BRIEF: Write out the listing in full, matching it word for word.

(Dataset entries on figures)
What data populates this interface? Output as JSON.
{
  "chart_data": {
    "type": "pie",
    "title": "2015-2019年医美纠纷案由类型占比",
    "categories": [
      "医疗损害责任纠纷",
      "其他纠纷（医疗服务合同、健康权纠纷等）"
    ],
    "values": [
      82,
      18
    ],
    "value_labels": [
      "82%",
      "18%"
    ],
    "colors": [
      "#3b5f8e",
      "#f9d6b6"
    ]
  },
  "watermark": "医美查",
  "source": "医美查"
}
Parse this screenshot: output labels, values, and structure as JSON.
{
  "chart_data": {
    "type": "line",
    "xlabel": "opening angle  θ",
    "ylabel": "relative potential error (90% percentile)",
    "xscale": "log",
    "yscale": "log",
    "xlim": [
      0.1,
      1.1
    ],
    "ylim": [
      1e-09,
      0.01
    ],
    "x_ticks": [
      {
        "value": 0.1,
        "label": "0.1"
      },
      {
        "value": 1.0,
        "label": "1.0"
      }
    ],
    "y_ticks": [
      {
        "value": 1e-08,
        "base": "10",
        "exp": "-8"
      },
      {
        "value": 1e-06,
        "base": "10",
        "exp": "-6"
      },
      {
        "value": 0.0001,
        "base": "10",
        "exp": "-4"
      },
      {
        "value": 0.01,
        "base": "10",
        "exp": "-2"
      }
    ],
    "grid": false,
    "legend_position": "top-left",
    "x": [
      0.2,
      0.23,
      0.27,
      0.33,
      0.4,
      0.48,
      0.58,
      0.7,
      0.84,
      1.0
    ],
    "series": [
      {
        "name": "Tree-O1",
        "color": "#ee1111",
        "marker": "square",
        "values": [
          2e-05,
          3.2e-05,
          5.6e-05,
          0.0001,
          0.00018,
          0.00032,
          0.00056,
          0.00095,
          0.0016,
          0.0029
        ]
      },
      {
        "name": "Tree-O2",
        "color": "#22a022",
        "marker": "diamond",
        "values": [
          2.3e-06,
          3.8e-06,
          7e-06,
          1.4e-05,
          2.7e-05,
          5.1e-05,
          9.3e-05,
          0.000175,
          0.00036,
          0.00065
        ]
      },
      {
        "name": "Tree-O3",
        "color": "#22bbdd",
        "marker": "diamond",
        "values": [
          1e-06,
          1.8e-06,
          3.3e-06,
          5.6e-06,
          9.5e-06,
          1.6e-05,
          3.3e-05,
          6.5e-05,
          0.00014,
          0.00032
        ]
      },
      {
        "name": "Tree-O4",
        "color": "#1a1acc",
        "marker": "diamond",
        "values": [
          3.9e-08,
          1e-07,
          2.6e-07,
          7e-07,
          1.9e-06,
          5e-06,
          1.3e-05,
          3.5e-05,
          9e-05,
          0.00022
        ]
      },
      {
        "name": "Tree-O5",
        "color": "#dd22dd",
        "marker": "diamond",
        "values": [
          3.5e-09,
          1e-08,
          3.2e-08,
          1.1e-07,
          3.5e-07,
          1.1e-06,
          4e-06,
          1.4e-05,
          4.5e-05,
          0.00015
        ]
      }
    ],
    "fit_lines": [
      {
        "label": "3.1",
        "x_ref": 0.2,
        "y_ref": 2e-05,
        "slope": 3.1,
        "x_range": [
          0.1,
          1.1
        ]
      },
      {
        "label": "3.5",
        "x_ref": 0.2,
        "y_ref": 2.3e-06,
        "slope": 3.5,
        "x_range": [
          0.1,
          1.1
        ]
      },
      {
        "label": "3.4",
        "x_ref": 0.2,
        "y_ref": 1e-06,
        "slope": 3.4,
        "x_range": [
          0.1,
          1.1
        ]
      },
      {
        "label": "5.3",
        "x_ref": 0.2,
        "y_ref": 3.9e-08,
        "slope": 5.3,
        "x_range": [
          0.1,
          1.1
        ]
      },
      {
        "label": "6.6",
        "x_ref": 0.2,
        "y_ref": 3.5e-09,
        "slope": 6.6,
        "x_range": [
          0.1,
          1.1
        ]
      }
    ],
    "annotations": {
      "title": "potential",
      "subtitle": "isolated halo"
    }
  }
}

SOLUTION FOR THIS TASK:
What data populates this interface? Output as JSON.
{
  "chart_data": {
    "type": "pie",
    "title": "2015-2019年医美纠纷案由类型占比",
    "categories": [
      "医疗损害责任纠纷",
      "其他纠纷（医疗服务合同、健康权纠纷等）"
    ],
    "values": [
      82,
      18
    ],
    "value_labels": [
      "82%",
      "18%"
    ],
    "colors": [
      "#3b5f8e",
      "#f9d6b6"
    ]
  },
  "watermark": "医美查",
  "source": "医美查"
}
Parse this screenshot: output labels, values, and structure as JSON.
{
  "chart_data": {
    "type": "line",
    "xlabel": "opening angle  θ",
    "ylabel": "relative potential error (90% percentile)",
    "xscale": "log",
    "yscale": "log",
    "xlim": [
      0.1,
      1.1
    ],
    "ylim": [
      1e-09,
      0.01
    ],
    "x_ticks": [
      {
        "value": 0.1,
        "label": "0.1"
      },
      {
        "value": 1.0,
        "label": "1.0"
      }
    ],
    "y_ticks": [
      {
        "value": 1e-08,
        "base": "10",
        "exp": "-8"
      },
      {
        "value": 1e-06,
        "base": "10",
        "exp": "-6"
      },
      {
        "value": 0.0001,
        "base": "10",
        "exp": "-4"
      },
      {
        "value": 0.01,
        "base": "10",
        "exp": "-2"
      }
    ],
    "grid": false,
    "legend_position": "top-left",
    "x": [
      0.2,
      0.23,
      0.27,
      0.33,
      0.4,
      0.48,
      0.58,
      0.7,
      0.84,
      1.0
    ],
    "series": [
      {
        "name": "Tree-O1",
        "color": "#ee1111",
        "marker": "square",
        "values": [
          2e-05,
          3.2e-05,
          5.6e-05,
          0.0001,
          0.00018,
          0.00032,
          0.00056,
          0.00095,
          0.0016,
          0.0029
        ]
      },
      {
        "name": "Tree-O2",
        "color": "#22a022",
        "marker": "diamond",
        "values": [
          2.3e-06,
          3.8e-06,
          7e-06,
          1.4e-05,
          2.7e-05,
          5.1e-05,
          9.3e-05,
          0.000175,
          0.00036,
          0.00065
        ]
      },
      {
        "name": "Tree-O3",
        "color": "#22bbdd",
        "marker": "diamond",
        "values": [
          1e-06,
          1.8e-06,
          3.3e-06,
          5.6e-06,
          9.5e-06,
          1.6e-05,
          3.3e-05,
          6.5e-05,
          0.00014,
          0.00032
        ]
      },
      {
        "name": "Tree-O4",
        "color": "#1a1acc",
        "marker": "diamond",
        "values": [
          3.9e-08,
          1e-07,
          2.6e-07,
          7e-07,
          1.9e-06,
          5e-06,
          1.3e-05,
          3.5e-05,
          9e-05,
          0.00022
        ]
      },
      {
        "name": "Tree-O5",
        "color": "#dd22dd",
        "marker": "diamond",
        "values": [
          3.5e-09,
          1e-08,
          3.2e-08,
          1.1e-07,
          3.5e-07,
          1.1e-06,
          4e-06,
          1.4e-05,
          4.5e-05,
          0.00015
        ]
      }
    ],
    "fit_lines": [
      {
        "label": "3.1",
        "x_ref": 0.2,
        "y_ref": 2e-05,
        "slope": 3.1,
        "x_range": [
          0.1,
          1.1
        ]
      },
      {
        "label": "3.5",
        "x_ref": 0.2,
        "y_ref": 2.3e-06,
        "slope": 3.5,
        "x_range": [
          0.1,
          1.1
        ]
      },
      {
        "label": "3.4",
        "x_ref": 0.2,
        "y_ref": 1e-06,
        "slope": 3.4,
        "x_range": [
          0.1,
          1.1
        ]
      },
      {
        "label": "5.3",
        "x_ref": 0.2,
        "y_ref": 3.9e-08,
        "slope": 5.3,
        "x_range": [
          0.1,
          1.1
        ]
      },
      {
        "label": "6.6",
        "x_ref": 0.2,
        "y_ref": 3.5e-09,
        "slope": 6.6,
        "x_range": [
          0.1,
          1.1
        ]
      }
    ],
    "annotations": {
      "title": "potential",
      "subtitle": "isolated halo"
    }
  }
}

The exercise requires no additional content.